= GIVEN REQUEST =
Scan the data below and pick out the lines containing the word "JSON".

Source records
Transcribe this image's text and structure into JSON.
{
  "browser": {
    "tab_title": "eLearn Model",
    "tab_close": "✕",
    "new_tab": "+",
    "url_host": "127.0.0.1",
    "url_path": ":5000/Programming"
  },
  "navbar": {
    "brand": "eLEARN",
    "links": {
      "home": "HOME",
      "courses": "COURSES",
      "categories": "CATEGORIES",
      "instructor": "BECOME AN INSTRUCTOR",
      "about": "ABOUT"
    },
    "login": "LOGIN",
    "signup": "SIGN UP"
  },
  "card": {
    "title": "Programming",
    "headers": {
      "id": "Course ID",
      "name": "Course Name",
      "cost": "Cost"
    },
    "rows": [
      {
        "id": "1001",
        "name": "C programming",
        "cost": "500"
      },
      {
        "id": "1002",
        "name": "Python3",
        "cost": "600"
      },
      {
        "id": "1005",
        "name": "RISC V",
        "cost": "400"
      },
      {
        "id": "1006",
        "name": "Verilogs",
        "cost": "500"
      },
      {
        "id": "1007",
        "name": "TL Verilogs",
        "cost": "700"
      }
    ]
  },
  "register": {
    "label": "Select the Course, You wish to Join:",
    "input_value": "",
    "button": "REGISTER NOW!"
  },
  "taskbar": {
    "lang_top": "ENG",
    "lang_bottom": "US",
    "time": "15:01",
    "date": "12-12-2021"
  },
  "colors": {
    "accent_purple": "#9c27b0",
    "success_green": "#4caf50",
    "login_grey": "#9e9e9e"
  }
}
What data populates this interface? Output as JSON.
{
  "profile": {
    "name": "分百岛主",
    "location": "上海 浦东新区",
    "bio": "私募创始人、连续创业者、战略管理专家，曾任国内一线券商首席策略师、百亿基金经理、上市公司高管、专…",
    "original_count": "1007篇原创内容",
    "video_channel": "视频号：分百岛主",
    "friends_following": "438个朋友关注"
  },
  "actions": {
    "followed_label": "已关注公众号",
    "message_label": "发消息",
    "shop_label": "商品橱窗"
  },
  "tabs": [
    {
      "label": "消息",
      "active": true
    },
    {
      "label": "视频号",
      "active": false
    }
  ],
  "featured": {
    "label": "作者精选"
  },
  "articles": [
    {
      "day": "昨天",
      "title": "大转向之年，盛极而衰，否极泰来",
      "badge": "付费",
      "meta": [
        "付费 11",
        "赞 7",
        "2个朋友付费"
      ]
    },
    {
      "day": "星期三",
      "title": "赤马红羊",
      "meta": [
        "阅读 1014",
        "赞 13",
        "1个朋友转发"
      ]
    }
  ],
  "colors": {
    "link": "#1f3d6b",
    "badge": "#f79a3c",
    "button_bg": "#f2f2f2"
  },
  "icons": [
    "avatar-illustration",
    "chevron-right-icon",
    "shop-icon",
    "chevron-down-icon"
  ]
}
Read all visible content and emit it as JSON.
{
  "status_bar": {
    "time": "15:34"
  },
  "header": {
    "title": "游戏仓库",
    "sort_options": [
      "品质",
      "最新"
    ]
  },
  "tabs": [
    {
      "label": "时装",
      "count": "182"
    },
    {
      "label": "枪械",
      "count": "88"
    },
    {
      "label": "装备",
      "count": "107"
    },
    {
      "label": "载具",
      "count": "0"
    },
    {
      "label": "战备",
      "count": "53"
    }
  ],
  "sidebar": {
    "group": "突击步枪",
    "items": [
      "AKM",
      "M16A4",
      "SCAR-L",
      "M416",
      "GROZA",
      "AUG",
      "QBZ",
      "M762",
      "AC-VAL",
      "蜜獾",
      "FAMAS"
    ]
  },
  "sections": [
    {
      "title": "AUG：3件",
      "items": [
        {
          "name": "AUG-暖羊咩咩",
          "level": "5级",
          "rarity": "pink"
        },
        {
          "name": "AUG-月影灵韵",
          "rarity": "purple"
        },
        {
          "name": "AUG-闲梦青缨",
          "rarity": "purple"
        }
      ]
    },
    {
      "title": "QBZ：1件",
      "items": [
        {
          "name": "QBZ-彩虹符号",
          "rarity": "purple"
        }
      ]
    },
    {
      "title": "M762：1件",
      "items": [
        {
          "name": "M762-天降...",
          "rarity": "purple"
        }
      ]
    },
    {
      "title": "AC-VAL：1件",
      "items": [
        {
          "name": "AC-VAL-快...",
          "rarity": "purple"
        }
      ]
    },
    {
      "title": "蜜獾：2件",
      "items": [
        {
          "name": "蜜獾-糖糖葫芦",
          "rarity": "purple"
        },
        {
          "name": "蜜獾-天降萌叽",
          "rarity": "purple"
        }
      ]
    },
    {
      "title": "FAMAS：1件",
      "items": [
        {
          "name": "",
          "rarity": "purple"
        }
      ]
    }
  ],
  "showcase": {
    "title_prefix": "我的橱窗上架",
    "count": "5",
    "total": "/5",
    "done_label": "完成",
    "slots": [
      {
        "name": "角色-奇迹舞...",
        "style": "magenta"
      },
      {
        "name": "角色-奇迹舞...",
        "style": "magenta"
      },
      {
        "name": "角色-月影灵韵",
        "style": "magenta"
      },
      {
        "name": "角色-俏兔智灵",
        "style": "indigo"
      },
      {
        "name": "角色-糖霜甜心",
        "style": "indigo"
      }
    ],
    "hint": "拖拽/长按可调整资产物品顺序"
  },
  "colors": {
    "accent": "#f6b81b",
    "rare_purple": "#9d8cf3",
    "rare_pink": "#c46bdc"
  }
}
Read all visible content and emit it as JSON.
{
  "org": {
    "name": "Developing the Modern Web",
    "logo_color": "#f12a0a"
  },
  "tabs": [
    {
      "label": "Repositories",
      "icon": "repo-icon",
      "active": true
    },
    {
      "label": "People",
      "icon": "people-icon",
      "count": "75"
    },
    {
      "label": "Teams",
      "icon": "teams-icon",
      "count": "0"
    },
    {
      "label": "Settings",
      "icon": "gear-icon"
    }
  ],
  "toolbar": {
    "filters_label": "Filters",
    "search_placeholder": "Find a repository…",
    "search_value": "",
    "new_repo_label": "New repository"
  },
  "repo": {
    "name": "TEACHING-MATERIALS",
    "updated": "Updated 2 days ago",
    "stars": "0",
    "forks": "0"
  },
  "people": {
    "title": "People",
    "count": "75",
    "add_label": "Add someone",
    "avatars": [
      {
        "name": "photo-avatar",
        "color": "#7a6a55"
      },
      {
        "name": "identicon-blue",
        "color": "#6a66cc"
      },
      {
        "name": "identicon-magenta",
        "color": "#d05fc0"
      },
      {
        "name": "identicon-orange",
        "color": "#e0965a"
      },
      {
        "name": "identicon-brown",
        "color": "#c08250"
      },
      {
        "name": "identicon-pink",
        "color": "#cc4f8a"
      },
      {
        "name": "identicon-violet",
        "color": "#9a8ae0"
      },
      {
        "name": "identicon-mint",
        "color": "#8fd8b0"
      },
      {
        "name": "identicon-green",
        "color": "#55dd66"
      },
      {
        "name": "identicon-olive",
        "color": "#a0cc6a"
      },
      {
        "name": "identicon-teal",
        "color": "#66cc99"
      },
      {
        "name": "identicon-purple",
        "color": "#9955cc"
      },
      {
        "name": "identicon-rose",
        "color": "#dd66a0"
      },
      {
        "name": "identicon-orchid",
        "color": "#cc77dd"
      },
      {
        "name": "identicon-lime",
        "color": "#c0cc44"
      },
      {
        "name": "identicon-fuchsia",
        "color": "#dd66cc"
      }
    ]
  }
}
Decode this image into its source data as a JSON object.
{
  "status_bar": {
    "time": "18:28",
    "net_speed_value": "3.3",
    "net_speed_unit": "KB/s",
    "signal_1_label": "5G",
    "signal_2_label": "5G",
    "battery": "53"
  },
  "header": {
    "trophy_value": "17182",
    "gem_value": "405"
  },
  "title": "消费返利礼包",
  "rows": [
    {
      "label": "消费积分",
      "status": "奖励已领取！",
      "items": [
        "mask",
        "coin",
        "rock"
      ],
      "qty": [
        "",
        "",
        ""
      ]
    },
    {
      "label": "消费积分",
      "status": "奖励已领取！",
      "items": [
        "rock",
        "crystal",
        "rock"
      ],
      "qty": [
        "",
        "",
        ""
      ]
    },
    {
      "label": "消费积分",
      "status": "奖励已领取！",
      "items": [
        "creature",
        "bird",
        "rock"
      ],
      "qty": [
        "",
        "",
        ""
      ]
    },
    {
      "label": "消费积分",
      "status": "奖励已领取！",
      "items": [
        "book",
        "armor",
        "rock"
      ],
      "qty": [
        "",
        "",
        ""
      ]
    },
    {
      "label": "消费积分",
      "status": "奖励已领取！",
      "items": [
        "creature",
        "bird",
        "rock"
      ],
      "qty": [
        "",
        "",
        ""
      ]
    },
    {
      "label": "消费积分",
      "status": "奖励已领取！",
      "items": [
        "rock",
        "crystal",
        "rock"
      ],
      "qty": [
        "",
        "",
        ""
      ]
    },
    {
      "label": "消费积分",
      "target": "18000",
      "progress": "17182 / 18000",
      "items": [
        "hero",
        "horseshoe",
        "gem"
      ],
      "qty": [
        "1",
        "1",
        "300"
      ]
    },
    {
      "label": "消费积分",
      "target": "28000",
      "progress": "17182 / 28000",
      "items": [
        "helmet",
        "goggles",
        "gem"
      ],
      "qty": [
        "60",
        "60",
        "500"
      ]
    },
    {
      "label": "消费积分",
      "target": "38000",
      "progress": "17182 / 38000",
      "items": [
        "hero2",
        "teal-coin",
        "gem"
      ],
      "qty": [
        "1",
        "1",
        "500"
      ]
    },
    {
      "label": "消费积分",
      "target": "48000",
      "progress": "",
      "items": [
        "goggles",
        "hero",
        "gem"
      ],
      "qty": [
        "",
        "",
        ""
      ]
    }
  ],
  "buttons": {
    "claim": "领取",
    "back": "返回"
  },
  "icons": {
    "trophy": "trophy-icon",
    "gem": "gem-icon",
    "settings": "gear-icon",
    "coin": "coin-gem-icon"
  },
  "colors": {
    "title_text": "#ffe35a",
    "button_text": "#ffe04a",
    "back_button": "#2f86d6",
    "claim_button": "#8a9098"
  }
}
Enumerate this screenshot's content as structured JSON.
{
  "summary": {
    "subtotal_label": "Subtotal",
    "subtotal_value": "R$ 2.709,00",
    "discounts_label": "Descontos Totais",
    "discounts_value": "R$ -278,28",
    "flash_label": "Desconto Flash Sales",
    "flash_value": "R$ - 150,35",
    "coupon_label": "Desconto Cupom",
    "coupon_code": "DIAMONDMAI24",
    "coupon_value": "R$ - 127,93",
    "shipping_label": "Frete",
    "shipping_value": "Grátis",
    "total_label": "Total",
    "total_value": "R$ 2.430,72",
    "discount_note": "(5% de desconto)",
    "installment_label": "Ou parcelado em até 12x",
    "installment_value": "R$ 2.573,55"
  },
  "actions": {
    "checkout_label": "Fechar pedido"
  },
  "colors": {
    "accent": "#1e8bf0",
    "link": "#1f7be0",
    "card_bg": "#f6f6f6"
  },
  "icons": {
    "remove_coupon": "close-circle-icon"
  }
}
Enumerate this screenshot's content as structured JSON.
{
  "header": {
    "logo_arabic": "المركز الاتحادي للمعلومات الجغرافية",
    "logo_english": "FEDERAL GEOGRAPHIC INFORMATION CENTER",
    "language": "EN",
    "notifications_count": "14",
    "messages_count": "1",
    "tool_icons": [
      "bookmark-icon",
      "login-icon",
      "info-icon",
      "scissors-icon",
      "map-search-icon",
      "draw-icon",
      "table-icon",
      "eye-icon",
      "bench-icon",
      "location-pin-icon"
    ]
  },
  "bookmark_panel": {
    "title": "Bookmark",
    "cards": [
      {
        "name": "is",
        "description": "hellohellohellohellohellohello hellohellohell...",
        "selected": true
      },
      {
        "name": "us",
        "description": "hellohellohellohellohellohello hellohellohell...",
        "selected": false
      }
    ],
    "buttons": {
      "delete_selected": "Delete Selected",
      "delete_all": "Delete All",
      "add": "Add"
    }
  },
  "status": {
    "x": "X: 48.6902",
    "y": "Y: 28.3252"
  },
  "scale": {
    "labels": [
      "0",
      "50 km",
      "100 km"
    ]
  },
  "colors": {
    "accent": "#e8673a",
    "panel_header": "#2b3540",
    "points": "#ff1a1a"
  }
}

= IN RESPONSE =
Transcribe this image's text and structure into JSON.
What data populates this interface? Output as JSON.
Read all visible content and emit it as JSON.
Read all visible content and emit it as JSON.
Decode this image into its source data as a JSON object.
Enumerate this screenshot's content as structured JSON.
Enumerate this screenshot's content as structured JSON.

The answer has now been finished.